[start MATERIAL PROVIDED]

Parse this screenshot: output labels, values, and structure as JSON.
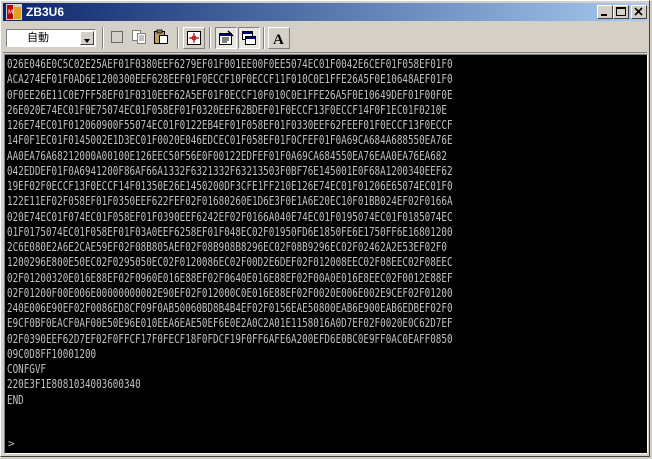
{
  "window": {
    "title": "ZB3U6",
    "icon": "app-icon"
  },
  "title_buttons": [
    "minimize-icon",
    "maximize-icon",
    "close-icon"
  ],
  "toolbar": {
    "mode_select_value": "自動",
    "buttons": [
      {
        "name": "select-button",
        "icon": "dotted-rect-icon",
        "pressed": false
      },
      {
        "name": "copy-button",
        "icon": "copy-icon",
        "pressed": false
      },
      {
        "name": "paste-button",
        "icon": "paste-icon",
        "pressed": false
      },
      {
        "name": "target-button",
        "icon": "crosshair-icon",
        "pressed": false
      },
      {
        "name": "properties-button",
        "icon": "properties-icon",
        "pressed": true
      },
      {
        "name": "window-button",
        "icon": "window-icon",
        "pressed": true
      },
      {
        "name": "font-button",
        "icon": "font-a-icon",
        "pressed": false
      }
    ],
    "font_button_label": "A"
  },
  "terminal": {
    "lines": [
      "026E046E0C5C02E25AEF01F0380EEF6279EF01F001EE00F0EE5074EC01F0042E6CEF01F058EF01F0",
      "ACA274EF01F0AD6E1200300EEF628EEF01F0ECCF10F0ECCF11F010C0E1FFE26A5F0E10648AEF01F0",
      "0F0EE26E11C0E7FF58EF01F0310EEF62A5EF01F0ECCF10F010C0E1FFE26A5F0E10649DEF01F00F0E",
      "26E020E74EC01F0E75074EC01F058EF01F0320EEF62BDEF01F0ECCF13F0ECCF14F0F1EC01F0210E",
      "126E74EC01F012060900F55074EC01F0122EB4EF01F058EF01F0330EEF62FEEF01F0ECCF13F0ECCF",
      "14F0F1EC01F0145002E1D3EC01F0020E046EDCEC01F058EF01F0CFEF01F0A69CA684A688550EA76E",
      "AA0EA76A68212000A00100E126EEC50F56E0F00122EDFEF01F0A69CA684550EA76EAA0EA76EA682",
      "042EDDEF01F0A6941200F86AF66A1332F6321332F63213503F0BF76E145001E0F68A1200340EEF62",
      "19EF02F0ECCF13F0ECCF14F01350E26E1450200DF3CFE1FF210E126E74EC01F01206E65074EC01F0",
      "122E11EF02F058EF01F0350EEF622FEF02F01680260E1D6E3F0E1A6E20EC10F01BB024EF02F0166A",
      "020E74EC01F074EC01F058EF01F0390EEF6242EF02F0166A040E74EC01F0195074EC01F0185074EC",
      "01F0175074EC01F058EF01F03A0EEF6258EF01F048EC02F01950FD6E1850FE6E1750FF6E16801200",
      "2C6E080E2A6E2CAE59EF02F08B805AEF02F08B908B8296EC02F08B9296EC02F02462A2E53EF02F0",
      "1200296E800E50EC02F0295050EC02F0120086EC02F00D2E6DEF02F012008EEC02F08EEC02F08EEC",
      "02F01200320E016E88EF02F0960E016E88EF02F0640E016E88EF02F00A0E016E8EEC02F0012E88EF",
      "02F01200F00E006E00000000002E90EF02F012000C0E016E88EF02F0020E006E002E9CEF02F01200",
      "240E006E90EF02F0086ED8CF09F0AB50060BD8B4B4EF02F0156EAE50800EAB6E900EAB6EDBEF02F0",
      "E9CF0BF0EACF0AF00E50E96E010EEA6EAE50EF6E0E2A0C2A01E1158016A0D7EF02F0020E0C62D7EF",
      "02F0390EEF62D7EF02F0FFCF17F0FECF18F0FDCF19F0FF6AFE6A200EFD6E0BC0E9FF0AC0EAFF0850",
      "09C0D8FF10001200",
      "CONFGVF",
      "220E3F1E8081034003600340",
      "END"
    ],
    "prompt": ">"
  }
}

[end MATERIAL PROVIDED]

__WHAT IS NEEDED__: Using the listing above, list every line in which the string "name" occurs.

__TASK SOLUTION__:
        "name": "select-button",
        "name": "copy-button",
        "name": "paste-button",
        "name": "target-button",
        "name": "properties-button",
        "name": "window-button",
        "name": "font-button",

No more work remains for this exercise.